> _WORK TO COMPLETE_
Look below. Copy each line that has "text" in it.

> _RECORDS FOR THE EXERCISE_
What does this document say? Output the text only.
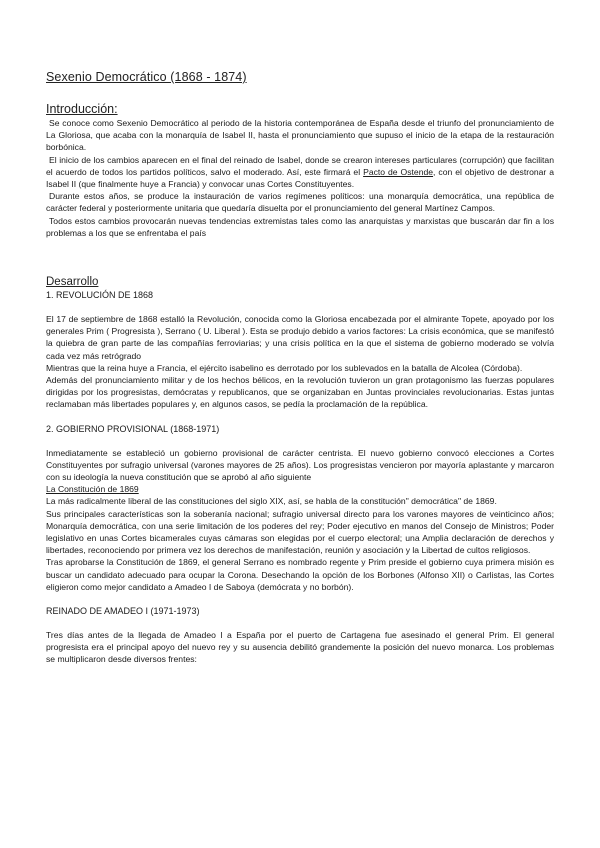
Sexenio Democrático (1868 - 1874)
Introducción:

Se conoce como Sexenio Democrático al periodo de la historia contemporánea de España desde el triunfo del pronunciamiento de La Gloriosa, que acaba con la monarquía de Isabel II, hasta el pronunciamiento que supuso el inicio de la etapa de la restauración borbónica.

El inicio de los cambios aparecen en el final del reinado de Isabel, donde se crearon intereses particulares (corrupción) que facilitan el acuerdo de todos los partidos políticos, salvo el moderado. Así, este firmará el Pacto de Ostende, con el objetivo de destronar a Isabel II (que finalmente huye a Francia) y convocar unas Cortes Constituyentes.

Durante estos años, se produce la instauración de varios regímenes políticos: una monarquía democrática, una república de carácter federal y posteriormente unitaria que quedaría disuelta por el pronunciamiento del general Martínez Campos.

Todos estos cambios provocarán nuevas tendencias extremistas tales como las anarquistas y marxistas que buscarán dar fin a los problemas a los que se enfrentaba el país

Desarrollo
1. REVOLUCIÓN DE 1868

El 17 de septiembre de 1868 estalló la Revolución, conocida como la Gloriosa encabezada por el almirante Topete, apoyado por los generales Prim ( Progresista ), Serrano ( U. Liberal ). Esta se produjo debido a varios factores: La crisis económica, que se manifestó la quiebra de gran parte de las compañías ferroviarias; y una crisis política en la que el sistema de gobierno moderado se volvía cada vez más retrógrado

Mientras que la reina huye a Francia, el ejército isabelino es derrotado por los sublevados en la batalla de Alcolea (Córdoba).

Además del pronunciamiento militar y de los hechos bélicos, en la revolución tuvieron un gran protagonismo las fuerzas populares dirigidas por los progresistas, demócratas y republicanos, que se organizaban en Juntas provinciales revolucionarias. Estas juntas reclamaban más libertades populares y, en algunos casos, se pedía la proclamación de la república.

2. GOBIERNO PROVISIONAL (1868-1971)

Inmediatamente se estableció un gobierno provisional de carácter centrista. El nuevo gobierno convocó elecciones a Cortes Constituyentes por sufragio universal (varones mayores de 25 años). Los progresistas vencieron por mayoría aplastante y marcaron con su ideología la nueva constitución que se aprobó al año siguiente

La Constitución de 1869

La más radicalmente liberal de las constituciones del siglo XIX, así, se habla de la constitución" democrática" de 1869.

Sus principales características son la soberanía nacional; sufragio universal directo para los varones mayores de veinticinco años; Monarquía democrática, con una serie limitación de los poderes del rey; Poder ejecutivo en manos del Consejo de Ministros; Poder legislativo en unas Cortes bicamerales cuyas cámaras son elegidas por el cuerpo electoral; una Amplia declaración de derechos y libertades, reconociendo por primera vez los derechos de manifestación, reunión y asociación y la Libertad de cultos religiosos.

Tras aprobarse la Constitución de 1869, el general Serrano es nombrado regente y Prim preside el gobierno cuya primera misión es buscar un candidato adecuado para ocupar la Corona. Desechando la opción de los Borbones (Alfonso XII) o Carlistas, las Cortes eligieron como mejor candidato a Amadeo I de Saboya (demócrata y no borbón).

REINADO DE AMADEO I (1971-1973)

Tres días antes de la llegada de Amadeo I a España por el puerto de Cartagena fue asesinado el general Prim. El general progresista era el principal apoyo del nuevo rey y su ausencia debilitó grandemente la posición del nuevo monarca. Los problemas se multiplicaron desde diversos frentes:
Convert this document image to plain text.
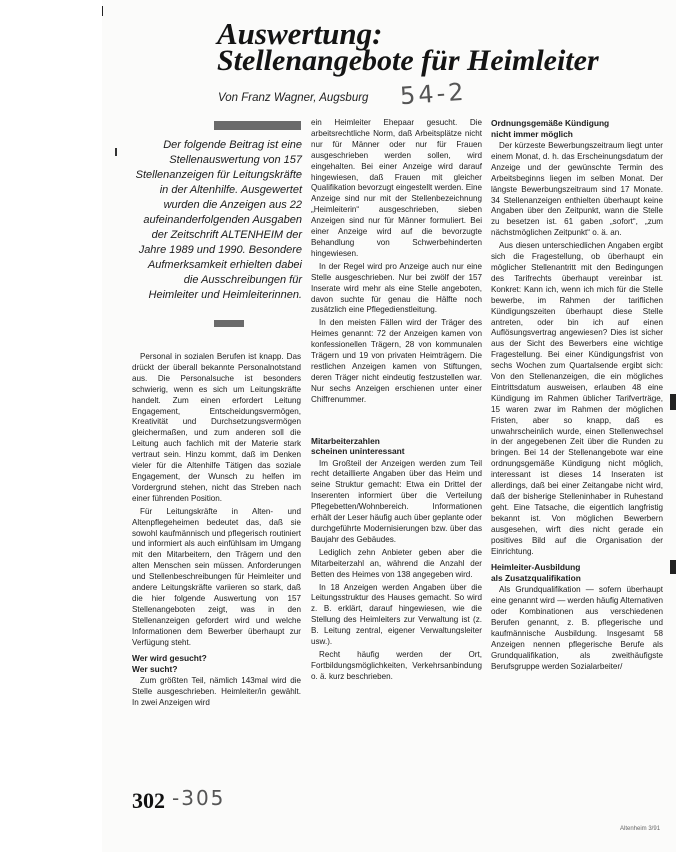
Auswertung:
Stellenangebote für Heimleiter
Von Franz Wagner, Augsburg 54-2
Der folgende Beitrag ist eine Stellenauswertung von 157 Stellenanzeigen für Leitungskräfte in der Altenhilfe. Ausgewertet wurden die Anzeigen aus 22 aufeinanderfolgenden Ausgaben der Zeitschrift ALTENHEIM der Jahre 1989 und 1990. Besondere Aufmerksamkeit erhielten dabei die Ausschreibungen für Heimleiter und Heimleiterinnen.

Personal in sozialen Berufen ist knapp. Das drückt der überall bekannte Personalnotstand aus. Die Personalsuche ist besonders schwierig, wenn es sich um Leitungskräfte handelt. Zum einen erfordert Leitung Engagement, Entscheidungsvermögen, Kreativität und Durchsetzungsvermögen gleichermaßen, und zum anderen soll die Leitung auch fachlich mit der Materie stark vertraut sein. Hinzu kommt, daß im Denken vieler für die Altenhilfe Tätigen das soziale Engagement, der Wunsch zu helfen im Vordergrund stehen, nicht das Streben nach einer führenden Position.

Für Leitungskräfte in Alten- und Altenpflegeheimen bedeutet das, daß sie sowohl kaufmännisch und pflegerisch routiniert und informiert als auch einfühlsam im Umgang mit den Mitarbeitern, den Trägern und den alten Menschen sein müssen. Anforderungen und Stellenbeschreibungen für Heimleiter und andere Leitungskräfte variieren so stark, daß die hier folgende Auswertung von 157 Stellenangeboten zeigt, was in den Stellenanzeigen gefordert wird und welche Informationen dem Bewerber überhaupt zur Verfügung steht.

Wer wird gesucht?
Wer sucht?

Zum größten Teil, nämlich 143mal wird die Stelle ausgeschrieben. Heimleiter/in gewählt. In zwei Anzeigen wird

ein Heimleiter Ehepaar gesucht. Die arbeitsrechtliche Norm, daß Arbeitsplätze nicht nur für Männer oder nur für Frauen ausgeschrieben werden sollen, wird eingehalten. Bei einer Anzeige wird darauf hingewiesen, daß Frauen mit gleicher Qualifikation bevorzugt eingestellt werden. Eine Anzeige sind nur mit der Stellenbezeichnung „Heimleiterin“ ausgeschrieben, sieben Anzeigen sind nur für Männer formuliert. Bei einer Anzeige wird auf die bevorzugte Behandlung von Schwerbehinderten hingewiesen.

In der Regel wird pro Anzeige auch nur eine Stelle ausgeschrieben. Nur bei zwölf der 157 Inserate wird mehr als eine Stelle angeboten, davon suchte für genau die Hälfte noch zusätzlich eine Pflegedienstleitung.

In den meisten Fällen wird der Träger des Heimes genannt: 72 der Anzeigen kamen von konfessionellen Trägern, 28 von kommunalen Trägern und 19 von privaten Heimträgern. Die restlichen Anzeigen kamen von Stiftungen, deren Träger nicht eindeutig festzustellen war. Nur sechs Anzeigen erschienen unter einer Chiffrenummer.

Mitarbeiterzahlen
scheinen uninteressant

Im Großteil der Anzeigen werden zum Teil recht detaillierte Angaben über das Heim und seine Struktur gemacht: Etwa ein Drittel der Inserenten informiert über die Verteilung Pflegebetten/Wohnbereich. Informationen erhält der Leser häufig auch über geplante oder durchgeführte Modernisierungen bzw. über das Baujahr des Gebäudes.

Lediglich zehn Anbieter geben aber die Mitarbeiterzahl an, während die Anzahl der Betten des Heimes von 138 angegeben wird.

In 18 Anzeigen werden Angaben über die Leitungsstruktur des Hauses gemacht. So wird z. B. erklärt, darauf hingewiesen, wie die Stellung des Heimleiters zur Verwaltung ist (z. B. Leitung zentral, eigener Verwaltungsleiter usw.).

Recht häufig werden der Ort, Fortbildungsmöglichkeiten, Verkehrsanbindung o. ä. kurz beschrieben.

Ordnungsgemäße Kündigung
nicht immer möglich

Der kürzeste Bewerbungszeitraum liegt unter einem Monat, d. h. das Erscheinungsdatum der Anzeige und der gewünschte Termin des Arbeitsbeginns liegen im selben Monat. Der längste Bewerbungszeitraum sind 17 Monate. 34 Stellenanzeigen enthielten überhaupt keine Angaben über den Zeitpunkt, wann die Stelle zu besetzen ist. 61 gaben „sofort“, „zum nächstmöglichen Zeitpunkt“ o. ä. an.

Aus diesen unterschiedlichen Angaben ergibt sich die Fragestellung, ob überhaupt ein möglicher Stellenantritt mit den Bedingungen des Tarifrechts überhaupt vereinbar ist. Konkret: Kann ich, wenn ich mich für die Stelle bewerbe, im Rahmen der tariflichen Kündigungszeiten überhaupt diese Stelle antreten, oder bin ich auf einen Auflösungsvertrag angewiesen? Dies ist sicher aus der Sicht des Bewerbers eine wichtige Fragestellung. Bei einer Kündigungsfrist von sechs Wochen zum Quartalsende ergibt sich: Von den Stellenanzeigen, die ein mögliches Eintrittsdatum ausweisen, erlauben 48 eine Kündigung im Rahmen üblicher Tarifverträge, 15 waren zwar im Rahmen der möglichen Fristen, aber so knapp, daß es unwahrscheinlich wurde, einen Stellenwechsel in der angegebenen Zeit über die Runden zu bringen. Bei 14 der Stellenangebote war eine ordnungsgemäße Kündigung nicht möglich, interessant ist dieses 14 Inseraten ist allerdings, daß bei einer Zeitangabe nicht wird, daß der bisherige Stelleninhaber in Ruhestand geht. Eine Tatsache, die eigentlich langfristig bekannt ist. Von möglichen Bewerbern ausgesehen, wirft dies nicht gerade ein positives Bild auf die Organisation der Einrichtung.

Heimleiter-Ausbildung
als Zusatzqualifikation

Als Grundqualifikation — sofern überhaupt eine genannt wird — werden häufig Alternativen oder Kombinationen aus verschiedenen Berufen genannt, z. B. pflegerische und kaufmännische Ausbildung. Insgesamt 58 Anzeigen nennen pflegerische Berufe als Grundqualifikation, als zweithäufigste Berufsgruppe werden Sozialarbeiter/

302 -305
Altenheim 3/91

> _COMPLETED EXERCISE_
What does this document say? Output the text only.
Convert this document image to plain text.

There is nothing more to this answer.